(Part of a data file)
** Start **
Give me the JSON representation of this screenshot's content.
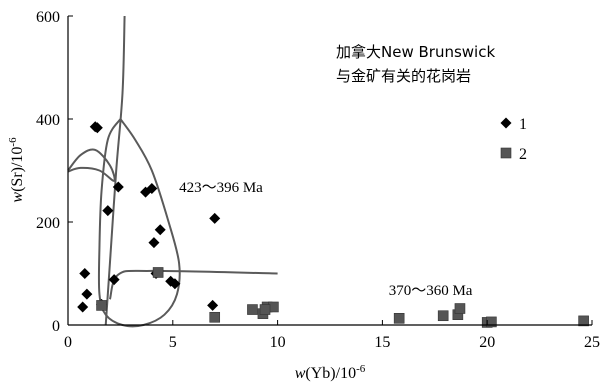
{
  "chart_data": {
    "type": "scatter",
    "x": {
      "label_prefix": "w(Yb)/10",
      "label_exp": "-6",
      "range": [
        0,
        25
      ],
      "ticks": [
        0,
        5,
        10,
        15,
        20,
        25
      ]
    },
    "y": {
      "label_prefix": "w(Sr)/10",
      "label_exp": "-6",
      "range": [
        0,
        600
      ],
      "ticks": [
        0,
        200,
        400,
        600
      ]
    },
    "grid": false,
    "legend": {
      "placement": "right"
    },
    "annotation": {
      "line1": "加拿大New Brunswick",
      "line2": "与金矿有关的花岗岩"
    },
    "age_labels": [
      {
        "text": "423～396 Ma",
        "x": 5.3,
        "y": 258
      },
      {
        "text": "370～360 Ma",
        "x": 15.3,
        "y": 58
      }
    ],
    "series": [
      {
        "name": "1",
        "marker": "diamond",
        "points": [
          [
            1.3,
            385
          ],
          [
            1.4,
            383
          ],
          [
            1.9,
            222
          ],
          [
            2.4,
            268
          ],
          [
            3.7,
            258
          ],
          [
            4.0,
            265
          ],
          [
            4.1,
            160
          ],
          [
            4.4,
            185
          ],
          [
            7.0,
            207
          ],
          [
            0.8,
            100
          ],
          [
            0.9,
            60
          ],
          [
            0.7,
            35
          ],
          [
            2.2,
            88
          ],
          [
            4.9,
            85
          ],
          [
            5.1,
            80
          ],
          [
            6.9,
            38
          ],
          [
            4.2,
            100
          ],
          [
            1.6,
            40
          ]
        ]
      },
      {
        "name": "2",
        "marker": "square",
        "points": [
          [
            1.6,
            38
          ],
          [
            4.3,
            102
          ],
          [
            7.0,
            15
          ],
          [
            8.8,
            30
          ],
          [
            9.3,
            22
          ],
          [
            9.5,
            35
          ],
          [
            9.8,
            35
          ],
          [
            9.4,
            30
          ],
          [
            15.8,
            13
          ],
          [
            17.9,
            18
          ],
          [
            18.6,
            20
          ],
          [
            18.7,
            32
          ],
          [
            20.0,
            5
          ],
          [
            20.2,
            6
          ],
          [
            24.6,
            8
          ]
        ]
      }
    ],
    "fields": [
      {
        "name": "tall-curve",
        "points": [
          [
            2.7,
            600
          ],
          [
            2.6,
            450
          ],
          [
            2.3,
            300
          ],
          [
            2.0,
            120
          ],
          [
            1.8,
            0
          ]
        ]
      },
      {
        "name": "loop-left",
        "points": [
          [
            0,
            300
          ],
          [
            0.6,
            330
          ],
          [
            1.3,
            340
          ],
          [
            2.0,
            310
          ],
          [
            2.2,
            280
          ],
          [
            1.5,
            300
          ],
          [
            0.6,
            305
          ],
          [
            0,
            298
          ]
        ]
      },
      {
        "name": "loop-main",
        "points": [
          [
            2.5,
            400
          ],
          [
            3.2,
            360
          ],
          [
            4.0,
            300
          ],
          [
            4.8,
            200
          ],
          [
            5.3,
            120
          ],
          [
            5.2,
            60
          ],
          [
            4.6,
            20
          ],
          [
            3.6,
            0
          ],
          [
            2.6,
            0
          ],
          [
            1.8,
            20
          ],
          [
            1.5,
            60
          ],
          [
            1.5,
            150
          ],
          [
            1.6,
            260
          ],
          [
            1.9,
            360
          ],
          [
            2.5,
            400
          ]
        ]
      },
      {
        "name": "lower-curve",
        "points": [
          [
            2.0,
            50
          ],
          [
            2.4,
            98
          ],
          [
            4.0,
            105
          ],
          [
            10.0,
            100
          ]
        ]
      }
    ]
  }
}
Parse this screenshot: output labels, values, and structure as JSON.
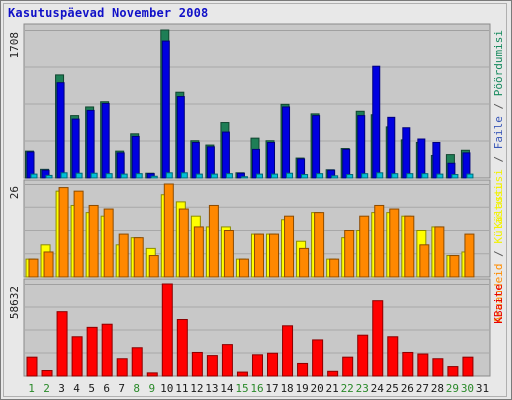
{
  "chart_data": {
    "type": "bar",
    "title": "Kasutuspäevad November 2008",
    "categories": [
      "1",
      "2",
      "3",
      "4",
      "5",
      "6",
      "7",
      "8",
      "9",
      "10",
      "11",
      "12",
      "13",
      "14",
      "15",
      "16",
      "17",
      "18",
      "19",
      "20",
      "21",
      "22",
      "23",
      "24",
      "25",
      "26",
      "27",
      "28",
      "29",
      "30",
      "31"
    ],
    "weekend_days": [
      "1",
      "2",
      "8",
      "9",
      "15",
      "16",
      "22",
      "23",
      "29",
      "30"
    ],
    "panels": [
      {
        "id": "top",
        "max_label": "1708",
        "ymax": 1708,
        "legend_right": [
          {
            "text": "Külastusi",
            "color": "#f2f200"
          },
          {
            "text": " / ",
            "color": "#5a5a5a"
          },
          {
            "text": "Faile",
            "color": "#3a58b8"
          },
          {
            "text": " / ",
            "color": "#5a5a5a"
          },
          {
            "text": "Pöördumisi",
            "color": "#178a5e"
          }
        ],
        "series": [
          {
            "name": "Pöördumisi",
            "color": "#1e7e56",
            "values": [
              310,
              100,
              1190,
              720,
              820,
              880,
              310,
              510,
              55,
              1708,
              990,
              430,
              380,
              640,
              60,
              460,
              430,
              850,
              230,
              740,
              95,
              340,
              770,
              730,
              590,
              440,
              410,
              260,
              270,
              320,
              0
            ]
          },
          {
            "name": "Faile",
            "color": "#0000e0",
            "values": [
              300,
              90,
              1100,
              680,
              780,
              860,
              290,
              480,
              50,
              1580,
              940,
              410,
              360,
              530,
              55,
              330,
              410,
              820,
              220,
              720,
              90,
              330,
              720,
              1290,
              700,
              580,
              450,
              410,
              170,
              290,
              0
            ]
          },
          {
            "name": "Külastusi",
            "color": "#00c0d8",
            "values": [
              45,
              30,
              60,
              55,
              55,
              50,
              45,
              50,
              20,
              60,
              60,
              45,
              45,
              50,
              15,
              45,
              45,
              55,
              40,
              50,
              25,
              40,
              50,
              60,
              50,
              50,
              50,
              45,
              40,
              45,
              0
            ]
          }
        ]
      },
      {
        "id": "mid",
        "max_label": "26",
        "ymax": 26,
        "legend_right": [
          {
            "text": "Aruandeid",
            "color": "#ff8c00"
          },
          {
            "text": " / ",
            "color": "#5a5a5a"
          },
          {
            "text": "Külastusi",
            "color": "#f2f200"
          }
        ],
        "series": [
          {
            "name": "Külastusi",
            "color": "#ffff00",
            "values": [
              5,
              9,
              24,
              20,
              18,
              17,
              9,
              11,
              8,
              23,
              21,
              17,
              14,
              14,
              5,
              12,
              12,
              16,
              10,
              18,
              5,
              11,
              13,
              18,
              18,
              17,
              13,
              14,
              6,
              7,
              0
            ]
          },
          {
            "name": "Aruandeid",
            "color": "#ff8800",
            "values": [
              5,
              7,
              25,
              24,
              20,
              19,
              12,
              11,
              6,
              26,
              19,
              14,
              20,
              13,
              5,
              12,
              12,
              17,
              8,
              18,
              5,
              13,
              17,
              20,
              19,
              17,
              9,
              14,
              6,
              12,
              0
            ]
          }
        ]
      },
      {
        "id": "bot",
        "max_label": "58632",
        "ymax": 58632,
        "legend_right": [
          {
            "text": "KBaite",
            "color": "#e80000"
          }
        ],
        "series": [
          {
            "name": "KBaite",
            "color": "#ff0000",
            "values": [
              12000,
              3500,
              41000,
              25000,
              31000,
              33000,
              11000,
              18000,
              2000,
              58632,
              36000,
              15000,
              13000,
              20000,
              2500,
              13500,
              14500,
              32000,
              8000,
              23000,
              3000,
              12000,
              26000,
              48000,
              25000,
              15000,
              14000,
              11000,
              6000,
              12000,
              0
            ]
          }
        ]
      }
    ]
  }
}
** End **
• What to produce: Write out every line above exactly as it is, leaving out the pictures.

• Expected answer:
Give me the JSON representation of this screenshot's content.
{
  "chart_data": {
    "type": "scatter",
    "x": {
      "label_prefix": "w(Yb)/10",
      "label_exp": "-6",
      "range": [
        0,
        25
      ],
      "ticks": [
        0,
        5,
        10,
        15,
        20,
        25
      ]
    },
    "y": {
      "label_prefix": "w(Sr)/10",
      "label_exp": "-6",
      "range": [
        0,
        600
      ],
      "ticks": [
        0,
        200,
        400,
        600
      ]
    },
    "grid": false,
    "legend": {
      "placement": "right"
    },
    "annotation": {
      "line1": "加拿大New Brunswick",
      "line2": "与金矿有关的花岗岩"
    },
    "age_labels": [
      {
        "text": "423～396 Ma",
        "x": 5.3,
        "y": 258
      },
      {
        "text": "370～360 Ma",
        "x": 15.3,
        "y": 58
      }
    ],
    "series": [
      {
        "name": "1",
        "marker": "diamond",
        "points": [
          [
            1.3,
            385
          ],
          [
            1.4,
            383
          ],
          [
            1.9,
            222
          ],
          [
            2.4,
            268
          ],
          [
            3.7,
            258
          ],
          [
            4.0,
            265
          ],
          [
            4.1,
            160
          ],
          [
            4.4,
            185
          ],
          [
            7.0,
            207
          ],
          [
            0.8,
            100
          ],
          [
            0.9,
            60
          ],
          [
            0.7,
            35
          ],
          [
            2.2,
            88
          ],
          [
            4.9,
            85
          ],
          [
            5.1,
            80
          ],
          [
            6.9,
            38
          ],
          [
            4.2,
            100
          ],
          [
            1.6,
            40
          ]
        ]
      },
      {
        "name": "2",
        "marker": "square",
        "points": [
          [
            1.6,
            38
          ],
          [
            4.3,
            102
          ],
          [
            7.0,
            15
          ],
          [
            8.8,
            30
          ],
          [
            9.3,
            22
          ],
          [
            9.5,
            35
          ],
          [
            9.8,
            35
          ],
          [
            9.4,
            30
          ],
          [
            15.8,
            13
          ],
          [
            17.9,
            18
          ],
          [
            18.6,
            20
          ],
          [
            18.7,
            32
          ],
          [
            20.0,
            5
          ],
          [
            20.2,
            6
          ],
          [
            24.6,
            8
          ]
        ]
      }
    ],
    "fields": [
      {
        "name": "tall-curve",
        "points": [
          [
            2.7,
            600
          ],
          [
            2.6,
            450
          ],
          [
            2.3,
            300
          ],
          [
            2.0,
            120
          ],
          [
            1.8,
            0
          ]
        ]
      },
      {
        "name": "loop-left",
        "points": [
          [
            0,
            300
          ],
          [
            0.6,
            330
          ],
          [
            1.3,
            340
          ],
          [
            2.0,
            310
          ],
          [
            2.2,
            280
          ],
          [
            1.5,
            300
          ],
          [
            0.6,
            305
          ],
          [
            0,
            298
          ]
        ]
      },
      {
        "name": "loop-main",
        "points": [
          [
            2.5,
            400
          ],
          [
            3.2,
            360
          ],
          [
            4.0,
            300
          ],
          [
            4.8,
            200
          ],
          [
            5.3,
            120
          ],
          [
            5.2,
            60
          ],
          [
            4.6,
            20
          ],
          [
            3.6,
            0
          ],
          [
            2.6,
            0
          ],
          [
            1.8,
            20
          ],
          [
            1.5,
            60
          ],
          [
            1.5,
            150
          ],
          [
            1.6,
            260
          ],
          [
            1.9,
            360
          ],
          [
            2.5,
            400
          ]
        ]
      },
      {
        "name": "lower-curve",
        "points": [
          [
            2.0,
            50
          ],
          [
            2.4,
            98
          ],
          [
            4.0,
            105
          ],
          [
            10.0,
            100
          ]
        ]
      }
    ]
  }
}
Parse this screenshot: output labels, values, and structure as JSON.
{
  "chart_data": {
    "type": "bar",
    "title": "Kasutuspäevad November 2008",
    "categories": [
      "1",
      "2",
      "3",
      "4",
      "5",
      "6",
      "7",
      "8",
      "9",
      "10",
      "11",
      "12",
      "13",
      "14",
      "15",
      "16",
      "17",
      "18",
      "19",
      "20",
      "21",
      "22",
      "23",
      "24",
      "25",
      "26",
      "27",
      "28",
      "29",
      "30",
      "31"
    ],
    "weekend_days": [
      "1",
      "2",
      "8",
      "9",
      "15",
      "16",
      "22",
      "23",
      "29",
      "30"
    ],
    "panels": [
      {
        "id": "top",
        "max_label": "1708",
        "ymax": 1708,
        "legend_right": [
          {
            "text": "Külastusi",
            "color": "#f2f200"
          },
          {
            "text": " / ",
            "color": "#5a5a5a"
          },
          {
            "text": "Faile",
            "color": "#3a58b8"
          },
          {
            "text": " / ",
            "color": "#5a5a5a"
          },
          {
            "text": "Pöördumisi",
            "color": "#178a5e"
          }
        ],
        "series": [
          {
            "name": "Pöördumisi",
            "color": "#1e7e56",
            "values": [
              310,
              100,
              1190,
              720,
              820,
              880,
              310,
              510,
              55,
              1708,
              990,
              430,
              380,
              640,
              60,
              460,
              430,
              850,
              230,
              740,
              95,
              340,
              770,
              730,
              590,
              440,
              410,
              260,
              270,
              320,
              0
            ]
          },
          {
            "name": "Faile",
            "color": "#0000e0",
            "values": [
              300,
              90,
              1100,
              680,
              780,
              860,
              290,
              480,
              50,
              1580,
              940,
              410,
              360,
              530,
              55,
              330,
              410,
              820,
              220,
              720,
              90,
              330,
              720,
              1290,
              700,
              580,
              450,
              410,
              170,
              290,
              0
            ]
          },
          {
            "name": "Külastusi",
            "color": "#00c0d8",
            "values": [
              45,
              30,
              60,
              55,
              55,
              50,
              45,
              50,
              20,
              60,
              60,
              45,
              45,
              50,
              15,
              45,
              45,
              55,
              40,
              50,
              25,
              40,
              50,
              60,
              50,
              50,
              50,
              45,
              40,
              45,
              0
            ]
          }
        ]
      },
      {
        "id": "mid",
        "max_label": "26",
        "ymax": 26,
        "legend_right": [
          {
            "text": "Aruandeid",
            "color": "#ff8c00"
          },
          {
            "text": " / ",
            "color": "#5a5a5a"
          },
          {
            "text": "Külastusi",
            "color": "#f2f200"
          }
        ],
        "series": [
          {
            "name": "Külastusi",
            "color": "#ffff00",
            "values": [
              5,
              9,
              24,
              20,
              18,
              17,
              9,
              11,
              8,
              23,
              21,
              17,
              14,
              14,
              5,
              12,
              12,
              16,
              10,
              18,
              5,
              11,
              13,
              18,
              18,
              17,
              13,
              14,
              6,
              7,
              0
            ]
          },
          {
            "name": "Aruandeid",
            "color": "#ff8800",
            "values": [
              5,
              7,
              25,
              24,
              20,
              19,
              12,
              11,
              6,
              26,
              19,
              14,
              20,
              13,
              5,
              12,
              12,
              17,
              8,
              18,
              5,
              13,
              17,
              20,
              19,
              17,
              9,
              14,
              6,
              12,
              0
            ]
          }
        ]
      },
      {
        "id": "bot",
        "max_label": "58632",
        "ymax": 58632,
        "legend_right": [
          {
            "text": "KBaite",
            "color": "#e80000"
          }
        ],
        "series": [
          {
            "name": "KBaite",
            "color": "#ff0000",
            "values": [
              12000,
              3500,
              41000,
              25000,
              31000,
              33000,
              11000,
              18000,
              2000,
              58632,
              36000,
              15000,
              13000,
              20000,
              2500,
              13500,
              14500,
              32000,
              8000,
              23000,
              3000,
              12000,
              26000,
              48000,
              25000,
              15000,
              14000,
              11000,
              6000,
              12000,
              0
            ]
          }
        ]
      }
    ]
  }
}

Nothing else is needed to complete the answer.